>>>>>

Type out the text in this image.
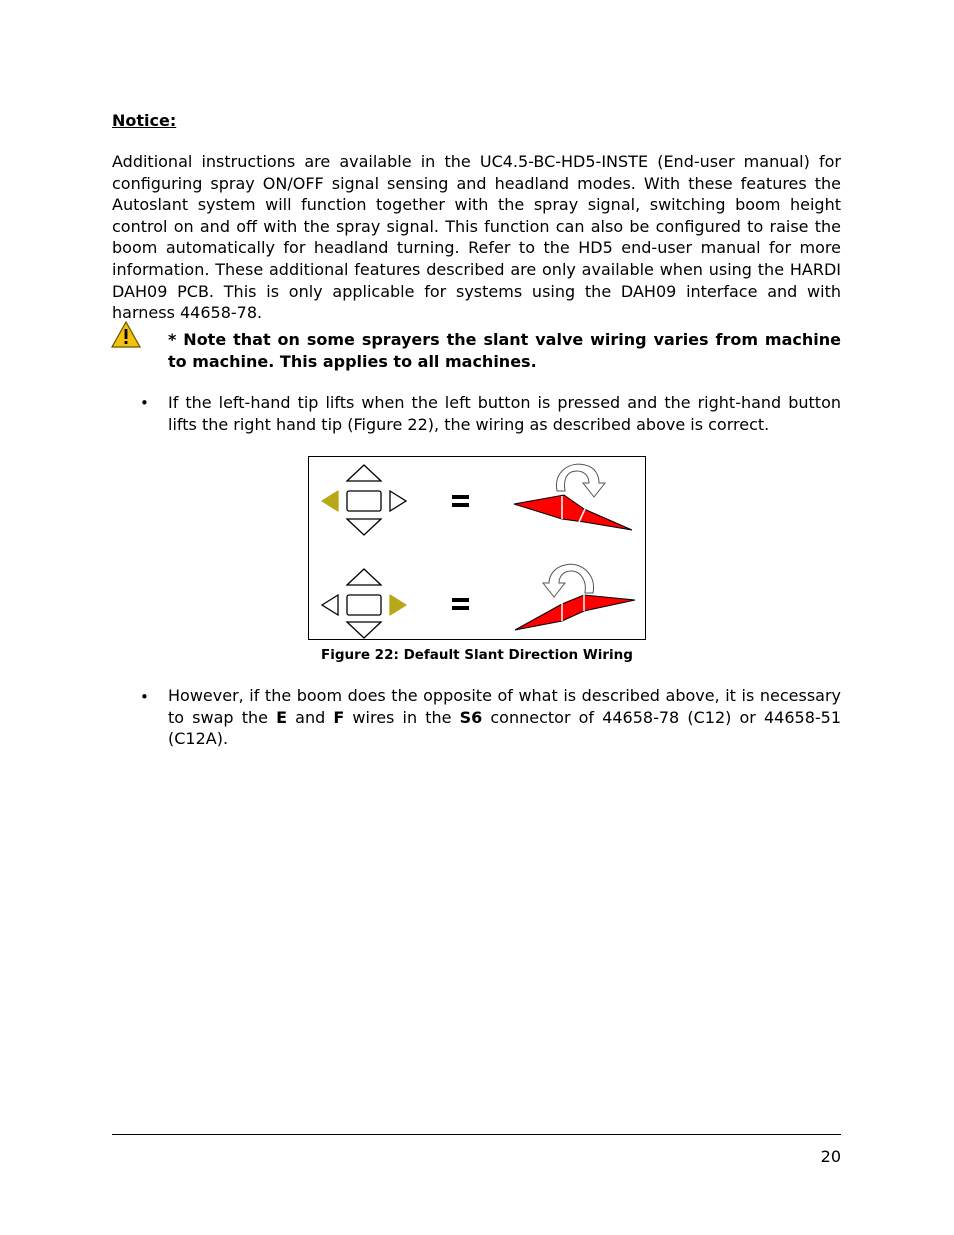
Notice:

Additional instructions are available in the UC4.5-BC-HD5-INSTE (End-user manual) for configuring spray ON/OFF signal sensing and headland modes. With these features the Autoslant system will function together with the spray signal, switching boom height control on and off with the spray signal. This function can also be configured to raise the boom automatically for headland turning. Refer to the HD5 end-user manual for more information. These additional features described are only available when using the HARDI DAH09 PCB. This is only applicable for systems using the DAH09 interface and with harness 44658-78.

* Note that on some sprayers the slant valve wiring varies from machine to machine. This applies to all machines.

• If the left-hand tip lifts when the left button is pressed and the right-hand button lifts the right hand tip (Figure 22), the wiring as described above is correct.

Figure 22: Default Slant Direction Wiring
• However, if the boom does the opposite of what is described above, it is necessary to swap the E and F wires in the S6 connector of 44658-78 (C12) or 44658-51 (C12A).

20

<<<<<

What is asked: What number of lines in the records contain the word "above"? Answer with that number alone.

Correct output: 2